⟨

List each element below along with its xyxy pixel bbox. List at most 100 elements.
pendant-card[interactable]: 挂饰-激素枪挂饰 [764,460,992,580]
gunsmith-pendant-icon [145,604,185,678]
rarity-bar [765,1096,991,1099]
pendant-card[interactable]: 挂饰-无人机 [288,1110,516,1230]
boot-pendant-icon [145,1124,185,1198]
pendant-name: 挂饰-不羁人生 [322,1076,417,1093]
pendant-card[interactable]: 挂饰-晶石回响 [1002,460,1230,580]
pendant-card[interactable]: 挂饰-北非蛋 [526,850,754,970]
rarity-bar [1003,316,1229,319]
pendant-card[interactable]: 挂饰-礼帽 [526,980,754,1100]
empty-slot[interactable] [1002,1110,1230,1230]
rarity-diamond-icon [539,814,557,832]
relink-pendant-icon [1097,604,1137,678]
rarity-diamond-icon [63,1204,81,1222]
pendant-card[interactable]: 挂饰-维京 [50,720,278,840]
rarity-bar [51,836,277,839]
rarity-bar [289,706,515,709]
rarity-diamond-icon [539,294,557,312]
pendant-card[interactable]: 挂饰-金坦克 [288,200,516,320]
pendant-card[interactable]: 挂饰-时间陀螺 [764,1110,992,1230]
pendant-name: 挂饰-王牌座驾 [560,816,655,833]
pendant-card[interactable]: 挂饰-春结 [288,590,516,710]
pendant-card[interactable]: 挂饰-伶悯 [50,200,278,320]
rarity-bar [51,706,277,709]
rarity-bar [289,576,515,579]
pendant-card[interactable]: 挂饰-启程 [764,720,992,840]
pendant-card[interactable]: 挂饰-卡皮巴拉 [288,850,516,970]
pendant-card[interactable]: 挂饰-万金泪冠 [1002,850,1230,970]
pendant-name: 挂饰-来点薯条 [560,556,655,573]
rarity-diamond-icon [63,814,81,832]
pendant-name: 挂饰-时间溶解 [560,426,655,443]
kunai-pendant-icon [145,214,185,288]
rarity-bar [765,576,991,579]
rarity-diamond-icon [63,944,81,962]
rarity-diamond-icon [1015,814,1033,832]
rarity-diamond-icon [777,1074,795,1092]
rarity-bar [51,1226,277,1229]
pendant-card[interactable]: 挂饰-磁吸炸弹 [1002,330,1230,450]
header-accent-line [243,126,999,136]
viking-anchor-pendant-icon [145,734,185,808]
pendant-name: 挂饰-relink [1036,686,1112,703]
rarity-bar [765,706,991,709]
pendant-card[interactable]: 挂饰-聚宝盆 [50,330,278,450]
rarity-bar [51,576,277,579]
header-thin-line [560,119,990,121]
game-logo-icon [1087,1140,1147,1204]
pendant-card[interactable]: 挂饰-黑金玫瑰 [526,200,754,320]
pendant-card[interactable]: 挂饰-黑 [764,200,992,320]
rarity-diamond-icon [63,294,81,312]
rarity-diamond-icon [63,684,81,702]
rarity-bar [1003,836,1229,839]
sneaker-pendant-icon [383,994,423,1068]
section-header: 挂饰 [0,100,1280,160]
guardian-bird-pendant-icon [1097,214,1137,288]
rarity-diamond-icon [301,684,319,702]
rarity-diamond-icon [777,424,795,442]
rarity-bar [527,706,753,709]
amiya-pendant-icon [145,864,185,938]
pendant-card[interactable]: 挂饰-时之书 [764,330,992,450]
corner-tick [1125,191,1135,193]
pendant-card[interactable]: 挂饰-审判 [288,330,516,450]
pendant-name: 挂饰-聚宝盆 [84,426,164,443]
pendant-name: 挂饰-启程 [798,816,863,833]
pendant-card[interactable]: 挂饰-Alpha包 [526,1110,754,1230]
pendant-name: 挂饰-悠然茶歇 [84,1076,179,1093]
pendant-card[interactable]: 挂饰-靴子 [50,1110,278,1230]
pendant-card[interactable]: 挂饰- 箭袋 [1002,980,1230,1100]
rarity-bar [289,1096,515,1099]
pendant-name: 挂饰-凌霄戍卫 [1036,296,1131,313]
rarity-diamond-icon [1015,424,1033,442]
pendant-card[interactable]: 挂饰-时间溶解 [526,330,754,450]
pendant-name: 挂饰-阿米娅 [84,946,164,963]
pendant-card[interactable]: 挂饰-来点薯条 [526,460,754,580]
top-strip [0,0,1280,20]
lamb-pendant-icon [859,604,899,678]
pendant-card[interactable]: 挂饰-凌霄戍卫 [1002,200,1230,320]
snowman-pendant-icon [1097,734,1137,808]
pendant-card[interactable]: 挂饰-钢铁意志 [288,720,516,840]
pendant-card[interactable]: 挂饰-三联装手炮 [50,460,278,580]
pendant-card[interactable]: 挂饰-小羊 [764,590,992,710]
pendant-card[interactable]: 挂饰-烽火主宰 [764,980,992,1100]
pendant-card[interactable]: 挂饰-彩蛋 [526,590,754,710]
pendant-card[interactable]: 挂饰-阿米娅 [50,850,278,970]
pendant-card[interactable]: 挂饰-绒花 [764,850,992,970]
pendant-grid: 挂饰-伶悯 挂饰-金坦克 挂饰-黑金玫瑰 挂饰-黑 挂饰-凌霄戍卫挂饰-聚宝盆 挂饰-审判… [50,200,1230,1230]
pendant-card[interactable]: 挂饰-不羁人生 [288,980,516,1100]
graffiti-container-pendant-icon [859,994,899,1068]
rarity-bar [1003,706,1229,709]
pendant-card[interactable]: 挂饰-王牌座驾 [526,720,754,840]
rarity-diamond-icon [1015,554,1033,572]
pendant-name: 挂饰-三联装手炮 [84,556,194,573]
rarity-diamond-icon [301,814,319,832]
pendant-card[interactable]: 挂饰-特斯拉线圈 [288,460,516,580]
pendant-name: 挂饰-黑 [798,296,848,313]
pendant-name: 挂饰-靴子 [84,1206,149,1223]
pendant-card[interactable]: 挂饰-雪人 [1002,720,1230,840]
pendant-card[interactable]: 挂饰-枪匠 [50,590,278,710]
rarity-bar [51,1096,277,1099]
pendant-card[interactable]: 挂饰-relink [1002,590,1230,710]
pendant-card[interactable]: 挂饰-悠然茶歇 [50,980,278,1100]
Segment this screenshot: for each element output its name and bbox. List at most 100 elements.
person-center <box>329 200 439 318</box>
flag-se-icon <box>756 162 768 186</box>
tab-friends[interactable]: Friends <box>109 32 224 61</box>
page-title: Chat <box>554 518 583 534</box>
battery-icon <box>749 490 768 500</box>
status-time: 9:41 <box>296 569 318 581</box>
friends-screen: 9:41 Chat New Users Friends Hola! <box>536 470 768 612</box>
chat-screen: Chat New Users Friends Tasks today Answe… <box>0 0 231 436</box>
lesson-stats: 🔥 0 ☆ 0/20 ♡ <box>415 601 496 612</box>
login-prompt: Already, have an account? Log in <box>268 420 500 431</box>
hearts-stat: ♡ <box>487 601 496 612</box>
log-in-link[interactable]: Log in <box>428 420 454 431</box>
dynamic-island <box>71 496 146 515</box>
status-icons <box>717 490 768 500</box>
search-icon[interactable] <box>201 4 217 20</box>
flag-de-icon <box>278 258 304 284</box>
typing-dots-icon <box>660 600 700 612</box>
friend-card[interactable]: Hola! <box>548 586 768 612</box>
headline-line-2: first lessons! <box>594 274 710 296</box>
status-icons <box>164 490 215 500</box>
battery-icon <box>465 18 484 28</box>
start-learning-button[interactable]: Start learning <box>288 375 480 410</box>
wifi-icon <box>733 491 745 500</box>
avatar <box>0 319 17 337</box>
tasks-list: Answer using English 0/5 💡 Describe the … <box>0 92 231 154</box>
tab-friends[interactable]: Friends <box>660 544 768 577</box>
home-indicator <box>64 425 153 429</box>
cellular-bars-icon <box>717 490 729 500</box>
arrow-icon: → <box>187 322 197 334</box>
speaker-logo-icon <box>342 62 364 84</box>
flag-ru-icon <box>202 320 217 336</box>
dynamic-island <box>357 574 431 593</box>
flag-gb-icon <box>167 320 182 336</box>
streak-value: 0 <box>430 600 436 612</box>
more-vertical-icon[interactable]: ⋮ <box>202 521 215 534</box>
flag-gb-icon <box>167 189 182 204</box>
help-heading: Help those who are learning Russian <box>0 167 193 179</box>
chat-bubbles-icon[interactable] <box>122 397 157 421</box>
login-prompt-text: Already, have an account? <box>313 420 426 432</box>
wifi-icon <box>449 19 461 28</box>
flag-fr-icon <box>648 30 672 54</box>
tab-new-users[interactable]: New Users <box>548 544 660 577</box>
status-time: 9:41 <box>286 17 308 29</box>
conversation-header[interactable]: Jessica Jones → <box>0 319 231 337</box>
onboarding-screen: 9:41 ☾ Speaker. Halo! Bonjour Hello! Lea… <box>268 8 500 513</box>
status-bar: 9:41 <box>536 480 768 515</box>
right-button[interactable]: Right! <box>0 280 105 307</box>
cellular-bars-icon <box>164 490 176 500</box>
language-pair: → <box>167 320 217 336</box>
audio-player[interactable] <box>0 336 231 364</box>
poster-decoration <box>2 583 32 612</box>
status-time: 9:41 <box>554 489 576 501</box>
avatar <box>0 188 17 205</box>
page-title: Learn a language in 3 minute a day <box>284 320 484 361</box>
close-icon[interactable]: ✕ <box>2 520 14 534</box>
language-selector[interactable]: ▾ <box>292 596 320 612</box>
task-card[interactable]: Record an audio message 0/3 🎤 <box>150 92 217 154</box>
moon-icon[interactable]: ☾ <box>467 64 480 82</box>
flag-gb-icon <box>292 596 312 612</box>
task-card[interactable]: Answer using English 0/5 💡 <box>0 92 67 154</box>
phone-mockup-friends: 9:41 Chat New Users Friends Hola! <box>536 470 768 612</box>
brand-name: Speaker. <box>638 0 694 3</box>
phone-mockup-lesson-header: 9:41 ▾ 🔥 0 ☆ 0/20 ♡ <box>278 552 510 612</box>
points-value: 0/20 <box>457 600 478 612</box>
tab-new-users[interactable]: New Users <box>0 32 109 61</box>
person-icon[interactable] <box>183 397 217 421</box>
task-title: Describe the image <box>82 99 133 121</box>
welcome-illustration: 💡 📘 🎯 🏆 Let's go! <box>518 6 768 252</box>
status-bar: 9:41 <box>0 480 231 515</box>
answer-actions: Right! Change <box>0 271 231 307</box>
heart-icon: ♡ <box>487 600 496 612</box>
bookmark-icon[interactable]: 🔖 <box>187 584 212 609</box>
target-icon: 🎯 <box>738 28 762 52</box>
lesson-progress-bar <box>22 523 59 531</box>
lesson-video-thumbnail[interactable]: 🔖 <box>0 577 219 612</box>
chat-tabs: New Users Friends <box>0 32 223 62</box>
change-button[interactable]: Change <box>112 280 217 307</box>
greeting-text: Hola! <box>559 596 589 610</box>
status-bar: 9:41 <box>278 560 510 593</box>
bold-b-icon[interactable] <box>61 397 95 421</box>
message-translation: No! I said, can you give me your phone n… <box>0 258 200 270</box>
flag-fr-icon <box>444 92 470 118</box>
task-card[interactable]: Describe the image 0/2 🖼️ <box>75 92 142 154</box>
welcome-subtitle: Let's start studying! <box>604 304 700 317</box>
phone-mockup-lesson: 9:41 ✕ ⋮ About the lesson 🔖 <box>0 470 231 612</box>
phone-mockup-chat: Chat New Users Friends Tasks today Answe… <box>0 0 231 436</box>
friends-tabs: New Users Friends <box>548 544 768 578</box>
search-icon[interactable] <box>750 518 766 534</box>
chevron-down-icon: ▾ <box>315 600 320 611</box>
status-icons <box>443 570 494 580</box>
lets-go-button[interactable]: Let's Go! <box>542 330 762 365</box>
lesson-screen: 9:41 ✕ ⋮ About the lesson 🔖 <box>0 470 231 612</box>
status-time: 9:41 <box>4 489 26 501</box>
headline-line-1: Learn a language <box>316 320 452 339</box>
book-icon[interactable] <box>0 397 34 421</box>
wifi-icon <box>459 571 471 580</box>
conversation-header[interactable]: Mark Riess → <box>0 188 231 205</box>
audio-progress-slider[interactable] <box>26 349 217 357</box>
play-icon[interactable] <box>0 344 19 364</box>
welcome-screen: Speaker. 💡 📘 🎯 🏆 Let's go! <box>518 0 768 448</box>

⟩

* EXERCISE DESCRIPTION *
Rewrite the records as a numbered list, from their first line through the line that contains "pendant-card[interactable]: 挂饰-伶悯 [50,200,278,320]", both included. Leave out blank lines.

* THE COMPLETED TASK *
1. List each element below along with its xyxy pixel bbox. List at most 100 elements.
2. pendant-card[interactable]: 挂饰-激素枪挂饰 [764,460,992,580]
3. gunsmith-pendant-icon [145,604,185,678]
4. rarity-bar [765,1096,991,1099]
5. pendant-card[interactable]: 挂饰-无人机 [288,1110,516,1230]
6. boot-pendant-icon [145,1124,185,1198]
7. pendant-name: 挂饰-不羁人生 [322,1076,417,1093]
8. pendant-card[interactable]: 挂饰-晶石回响 [1002,460,1230,580]
9. pendant-card[interactable]: 挂饰-北非蛋 [526,850,754,970]
10. rarity-bar [1003,316,1229,319]
11. pendant-card[interactable]: 挂饰-礼帽 [526,980,754,1100]
12. empty-slot[interactable] [1002,1110,1230,1230]
13. rarity-diamond-icon [539,814,557,832]
14. relink-pendant-icon [1097,604,1137,678]
15. rarity-diamond-icon [63,1204,81,1222]
16. pendant-card[interactable]: 挂饰-维京 [50,720,278,840]
17. rarity-bar [51,836,277,839]
18. rarity-bar [289,706,515,709]
19. rarity-diamond-icon [539,294,557,312]
20. pendant-card[interactable]: 挂饰-金坦克 [288,200,516,320]
21. pendant-card[interactable]: 挂饰-时间陀螺 [764,1110,992,1230]
22. pendant-name: 挂饰-王牌座驾 [560,816,655,833]
23. pendant-card[interactable]: 挂饰-春结 [288,590,516,710]
24. pendant-card[interactable]: 挂饰-伶悯 [50,200,278,320]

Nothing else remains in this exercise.